● **Work instructions**
Work out the number of lines in the listing that include the string "Session". Reply with that number alone.

— START OF Records for processing —

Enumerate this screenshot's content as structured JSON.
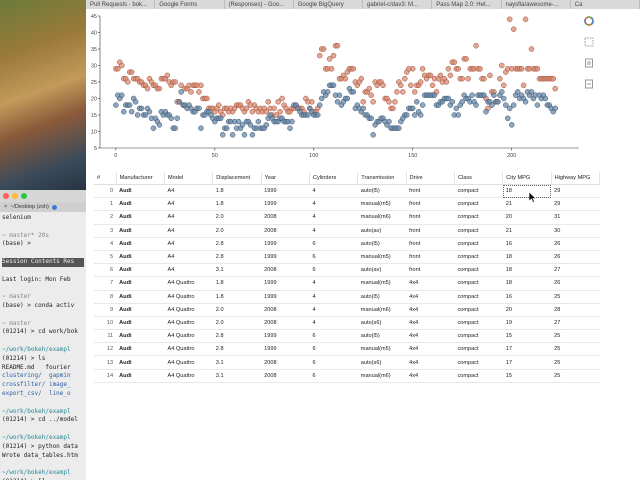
{
  "browser_tabs": [
    "Pull Requests · bok...",
    "Google Forms",
    "(Responses) - Goo...",
    "Google BigQuery",
    "gabriel-c/dav3: M...",
    "Pass Map 2.0: Het...",
    "naysfla/awesome-...",
    "Ca"
  ],
  "terminal": {
    "title": "~/Desktop (zsh)",
    "tab": "Session Contents Res",
    "lines": [
      {
        "t": "selenium",
        "c": ""
      },
      {
        "t": "",
        "c": ""
      },
      {
        "t": "~ master* 20s",
        "c": "tl-dim"
      },
      {
        "t": "(base) >",
        "c": ""
      },
      {
        "t": "",
        "c": ""
      },
      {
        "t": "Session Contents Res",
        "c": "tl-hl"
      },
      {
        "t": "",
        "c": ""
      },
      {
        "t": "Last login: Mon Feb",
        "c": ""
      },
      {
        "t": "",
        "c": ""
      },
      {
        "t": "~ master",
        "c": "tl-dim"
      },
      {
        "t": "(base) > conda activ",
        "c": ""
      },
      {
        "t": "",
        "c": ""
      },
      {
        "t": "~ master",
        "c": "tl-dim"
      },
      {
        "t": "(01214) > cd work/bok",
        "c": ""
      },
      {
        "t": "",
        "c": ""
      },
      {
        "t": "~/work/bokeh/exampl",
        "c": "tl-cyan"
      },
      {
        "t": "(01214) > ls",
        "c": ""
      },
      {
        "t": "README.md   fourier",
        "c": ""
      },
      {
        "t": "clustering/  gapmin",
        "c": "tl-blue"
      },
      {
        "t": "crossfilter/ image_",
        "c": "tl-blue"
      },
      {
        "t": "export_csv/  line_o",
        "c": "tl-blue"
      },
      {
        "t": "",
        "c": ""
      },
      {
        "t": "~/work/bokeh/exampl",
        "c": "tl-cyan"
      },
      {
        "t": "(01214) > cd ../model",
        "c": ""
      },
      {
        "t": "",
        "c": ""
      },
      {
        "t": "~/work/bokeh/exampl",
        "c": "tl-cyan"
      },
      {
        "t": "(01214) > python data",
        "c": ""
      },
      {
        "t": "Wrote data_tables.htm",
        "c": ""
      },
      {
        "t": "",
        "c": ""
      },
      {
        "t": "~/work/bokeh/exampl",
        "c": "tl-cyan"
      },
      {
        "t": "(01214) > []",
        "c": ""
      }
    ]
  },
  "chart_data": {
    "type": "scatter",
    "x_ticks": [
      "0",
      "50",
      "100",
      "150",
      "200"
    ],
    "y_ticks": [
      "5",
      "10",
      "15",
      "20",
      "25",
      "30",
      "35",
      "40",
      "45"
    ],
    "xlim": [
      -8,
      234
    ],
    "ylim": [
      5,
      45
    ],
    "series": [
      {
        "color": "#d98a72",
        "values": [
          29,
          29,
          31,
          30,
          26,
          26,
          25,
          28,
          28,
          26,
          26,
          26,
          25,
          25,
          24,
          24,
          23,
          26,
          25,
          24,
          24,
          23,
          23,
          26,
          26,
          26,
          27,
          25,
          24,
          25,
          25,
          19,
          19,
          24,
          18,
          23,
          23,
          24,
          22,
          24,
          24,
          24,
          22,
          24,
          20,
          20,
          20,
          17,
          17,
          17,
          16,
          17,
          18,
          16,
          15,
          17,
          17,
          16,
          17,
          16,
          17,
          18,
          18,
          18,
          17,
          16,
          17,
          19,
          18,
          16,
          18,
          17,
          16,
          17,
          16,
          17,
          16,
          19,
          17,
          15,
          17,
          15,
          19,
          16,
          20,
          18,
          17,
          16,
          16,
          17,
          17,
          18,
          17,
          17,
          17,
          16,
          20,
          19,
          17,
          19,
          16,
          16,
          17,
          33,
          35,
          35,
          29,
          29,
          32,
          29,
          33,
          36,
          36,
          26,
          26,
          27,
          26,
          28,
          29,
          29,
          29,
          25,
          24,
          25,
          26,
          19,
          22,
          22,
          23,
          21,
          19,
          25,
          24,
          25,
          25,
          24,
          20,
          20,
          19,
          17,
          17,
          19,
          22,
          25,
          24,
          22,
          26,
          28,
          29,
          24,
          29,
          22,
          24,
          24,
          25,
          29,
          27,
          26,
          27,
          27,
          24,
          26,
          22,
          26,
          27,
          25,
          26,
          25,
          29,
          27,
          31,
          31,
          29,
          29,
          26,
          26,
          32,
          32,
          26,
          29,
          29,
          29,
          36,
          29,
          29,
          26,
          26,
          20,
          17,
          27,
          22,
          22,
          19,
          19,
          26,
          30,
          24,
          28,
          29,
          44,
          29,
          41,
          29,
          29,
          29,
          29,
          24,
          44,
          29,
          29,
          35,
          29,
          29,
          29,
          26,
          26,
          26,
          26,
          26,
          26,
          26,
          26,
          23
        ]
      },
      {
        "color": "#6a8aa8",
        "values": [
          18,
          21,
          20,
          21,
          16,
          18,
          18,
          18,
          16,
          20,
          19,
          15,
          17,
          17,
          15,
          15,
          17,
          16,
          14,
          11,
          14,
          13,
          12,
          16,
          15,
          16,
          15,
          15,
          14,
          11,
          11,
          14,
          19,
          22,
          18,
          18,
          17,
          18,
          17,
          16,
          16,
          17,
          17,
          11,
          15,
          15,
          16,
          16,
          15,
          14,
          13,
          14,
          14,
          14,
          9,
          11,
          11,
          13,
          13,
          9,
          13,
          11,
          13,
          11,
          12,
          9,
          13,
          13,
          12,
          9,
          11,
          11,
          13,
          11,
          11,
          11,
          12,
          14,
          15,
          14,
          13,
          13,
          13,
          14,
          14,
          13,
          13,
          13,
          11,
          13,
          18,
          18,
          17,
          16,
          15,
          15,
          15,
          15,
          17,
          16,
          15,
          15,
          15,
          18,
          20,
          22,
          21,
          22,
          24,
          24,
          24,
          21,
          19,
          21,
          18,
          19,
          20,
          20,
          23,
          22,
          22,
          17,
          18,
          17,
          16,
          17,
          15,
          15,
          14,
          14,
          9,
          12,
          13,
          13,
          14,
          14,
          13,
          12,
          13,
          11,
          11,
          11,
          11,
          11,
          13,
          14,
          15,
          15,
          17,
          17,
          17,
          15,
          19,
          16,
          15,
          18,
          21,
          21,
          21,
          21,
          21,
          21,
          18,
          18,
          19,
          19,
          20,
          20,
          20,
          18,
          19,
          15,
          17,
          15,
          18,
          19,
          21,
          20,
          20,
          19,
          21,
          19,
          18,
          21,
          21,
          21,
          21,
          16,
          19,
          19,
          18,
          21,
          19,
          19,
          21,
          22,
          20,
          18,
          14,
          17,
          12,
          18,
          21,
          22,
          20,
          21,
          20,
          19,
          22,
          21,
          22,
          20,
          21,
          18,
          21,
          20,
          21,
          20,
          18,
          18,
          17,
          16,
          17
        ]
      }
    ]
  },
  "table": {
    "headers": [
      "#",
      "Manufacturer",
      "Model",
      "Displacement",
      "Year",
      "Cylinders",
      "Transmission",
      "Drive",
      "Class",
      "City MPG",
      "Highway MPG"
    ],
    "rows": [
      [
        "0",
        "Audi",
        "A4",
        "1.8",
        "1999",
        "4",
        "auto(l5)",
        "front",
        "compact",
        "18",
        "29"
      ],
      [
        "1",
        "Audi",
        "A4",
        "1.8",
        "1999",
        "4",
        "manual(m5)",
        "front",
        "compact",
        "21",
        "29"
      ],
      [
        "2",
        "Audi",
        "A4",
        "2.0",
        "2008",
        "4",
        "manual(m6)",
        "front",
        "compact",
        "20",
        "31"
      ],
      [
        "3",
        "Audi",
        "A4",
        "2.0",
        "2008",
        "4",
        "auto(av)",
        "front",
        "compact",
        "21",
        "30"
      ],
      [
        "4",
        "Audi",
        "A4",
        "2.8",
        "1999",
        "6",
        "auto(l5)",
        "front",
        "compact",
        "16",
        "26"
      ],
      [
        "5",
        "Audi",
        "A4",
        "2.8",
        "1999",
        "6",
        "manual(m5)",
        "front",
        "compact",
        "18",
        "26"
      ],
      [
        "6",
        "Audi",
        "A4",
        "3.1",
        "2008",
        "6",
        "auto(av)",
        "front",
        "compact",
        "18",
        "27"
      ],
      [
        "7",
        "Audi",
        "A4 Quattro",
        "1.8",
        "1999",
        "4",
        "manual(m5)",
        "4x4",
        "compact",
        "18",
        "26"
      ],
      [
        "8",
        "Audi",
        "A4 Quattro",
        "1.8",
        "1999",
        "4",
        "auto(l5)",
        "4x4",
        "compact",
        "16",
        "25"
      ],
      [
        "9",
        "Audi",
        "A4 Quattro",
        "2.0",
        "2008",
        "4",
        "manual(m6)",
        "4x4",
        "compact",
        "20",
        "28"
      ],
      [
        "10",
        "Audi",
        "A4 Quattro",
        "2.0",
        "2008",
        "4",
        "auto(s6)",
        "4x4",
        "compact",
        "19",
        "27"
      ],
      [
        "11",
        "Audi",
        "A4 Quattro",
        "2.8",
        "1999",
        "6",
        "auto(l5)",
        "4x4",
        "compact",
        "15",
        "25"
      ],
      [
        "12",
        "Audi",
        "A4 Quattro",
        "2.8",
        "1999",
        "6",
        "manual(m5)",
        "4x4",
        "compact",
        "17",
        "25"
      ],
      [
        "13",
        "Audi",
        "A4 Quattro",
        "3.1",
        "2008",
        "6",
        "auto(s6)",
        "4x4",
        "compact",
        "17",
        "25"
      ],
      [
        "14",
        "Audi",
        "A4 Quattro",
        "3.1",
        "2008",
        "6",
        "manual(m6)",
        "4x4",
        "compact",
        "15",
        "25"
      ]
    ]
  }
}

— END OF Records for processing —

● **Task response**
2